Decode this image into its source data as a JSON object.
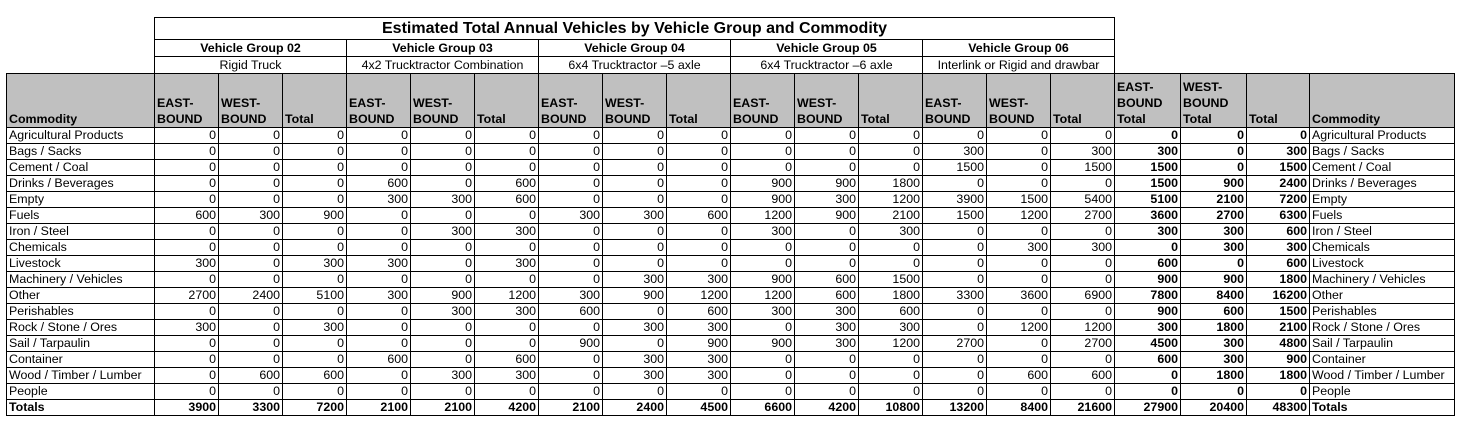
{
  "title": "Estimated Total Annual Vehicles by Vehicle Group and Commodity",
  "groups": [
    {
      "name": "Vehicle Group 02",
      "type": "Rigid Truck"
    },
    {
      "name": "Vehicle Group 03",
      "type": "4x2 Trucktractor Combination"
    },
    {
      "name": "Vehicle Group 04",
      "type": "6x4 Trucktractor –5 axle"
    },
    {
      "name": "Vehicle Group 05",
      "type": "6x4 Trucktractor –6 axle"
    },
    {
      "name": "Vehicle Group 06",
      "type": "Interlink or Rigid and drawbar"
    }
  ],
  "headers": {
    "commodity": "Commodity",
    "east": "EAST-BOUND",
    "west": "WEST-BOUND",
    "total": "Total",
    "east_total": "EAST-BOUND Total",
    "west_total": "WEST-BOUND Total"
  },
  "rows": [
    {
      "commodity": "Agricultural Products",
      "values": [
        0,
        0,
        0,
        0,
        0,
        0,
        0,
        0,
        0,
        0,
        0,
        0,
        0,
        0,
        0,
        0,
        0,
        0
      ]
    },
    {
      "commodity": "Bags / Sacks",
      "values": [
        0,
        0,
        0,
        0,
        0,
        0,
        0,
        0,
        0,
        0,
        0,
        0,
        300,
        0,
        300,
        300,
        0,
        300
      ]
    },
    {
      "commodity": "Cement / Coal",
      "values": [
        0,
        0,
        0,
        0,
        0,
        0,
        0,
        0,
        0,
        0,
        0,
        0,
        1500,
        0,
        1500,
        1500,
        0,
        1500
      ]
    },
    {
      "commodity": "Drinks / Beverages",
      "values": [
        0,
        0,
        0,
        600,
        0,
        600,
        0,
        0,
        0,
        900,
        900,
        1800,
        0,
        0,
        0,
        1500,
        900,
        2400
      ]
    },
    {
      "commodity": "Empty",
      "values": [
        0,
        0,
        0,
        300,
        300,
        600,
        0,
        0,
        0,
        900,
        300,
        1200,
        3900,
        1500,
        5400,
        5100,
        2100,
        7200
      ]
    },
    {
      "commodity": "Fuels",
      "values": [
        600,
        300,
        900,
        0,
        0,
        0,
        300,
        300,
        600,
        1200,
        900,
        2100,
        1500,
        1200,
        2700,
        3600,
        2700,
        6300
      ]
    },
    {
      "commodity": "Iron / Steel",
      "values": [
        0,
        0,
        0,
        0,
        300,
        300,
        0,
        0,
        0,
        300,
        0,
        300,
        0,
        0,
        0,
        300,
        300,
        600
      ]
    },
    {
      "commodity": "Chemicals",
      "values": [
        0,
        0,
        0,
        0,
        0,
        0,
        0,
        0,
        0,
        0,
        0,
        0,
        0,
        300,
        300,
        0,
        300,
        300
      ]
    },
    {
      "commodity": "Livestock",
      "values": [
        300,
        0,
        300,
        300,
        0,
        300,
        0,
        0,
        0,
        0,
        0,
        0,
        0,
        0,
        0,
        600,
        0,
        600
      ]
    },
    {
      "commodity": "Machinery / Vehicles",
      "values": [
        0,
        0,
        0,
        0,
        0,
        0,
        0,
        300,
        300,
        900,
        600,
        1500,
        0,
        0,
        0,
        900,
        900,
        1800
      ]
    },
    {
      "commodity": "Other",
      "values": [
        2700,
        2400,
        5100,
        300,
        900,
        1200,
        300,
        900,
        1200,
        1200,
        600,
        1800,
        3300,
        3600,
        6900,
        7800,
        8400,
        16200
      ]
    },
    {
      "commodity": "Perishables",
      "values": [
        0,
        0,
        0,
        0,
        300,
        300,
        600,
        0,
        600,
        300,
        300,
        600,
        0,
        0,
        0,
        900,
        600,
        1500
      ]
    },
    {
      "commodity": "Rock / Stone / Ores",
      "values": [
        300,
        0,
        300,
        0,
        0,
        0,
        0,
        300,
        300,
        0,
        300,
        300,
        0,
        1200,
        1200,
        300,
        1800,
        2100
      ]
    },
    {
      "commodity": "Sail / Tarpaulin",
      "values": [
        0,
        0,
        0,
        0,
        0,
        0,
        900,
        0,
        900,
        900,
        300,
        1200,
        2700,
        0,
        2700,
        4500,
        300,
        4800
      ]
    },
    {
      "commodity": "Container",
      "values": [
        0,
        0,
        0,
        600,
        0,
        600,
        0,
        300,
        300,
        0,
        0,
        0,
        0,
        0,
        0,
        600,
        300,
        900
      ]
    },
    {
      "commodity": "Wood / Timber / Lumber",
      "values": [
        0,
        600,
        600,
        0,
        300,
        300,
        0,
        300,
        300,
        0,
        0,
        0,
        0,
        600,
        600,
        0,
        1800,
        1800
      ]
    },
    {
      "commodity": "People",
      "values": [
        0,
        0,
        0,
        0,
        0,
        0,
        0,
        0,
        0,
        0,
        0,
        0,
        0,
        0,
        0,
        0,
        0,
        0
      ]
    }
  ],
  "totals": {
    "label": "Totals",
    "values": [
      3900,
      3300,
      7200,
      2100,
      2100,
      4200,
      2100,
      2400,
      4500,
      6600,
      4200,
      10800,
      13200,
      8400,
      21600,
      27900,
      20400,
      48300
    ]
  }
}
====
Exercise requirements: Scan the listing above and identify each line holding the string "BOUND"; copy every such line.

Solution for this problem:
    "east": "EAST-BOUND",
    "west": "WEST-BOUND",
    "east_total": "EAST-BOUND Total",
    "west_total": "WEST-BOUND Total"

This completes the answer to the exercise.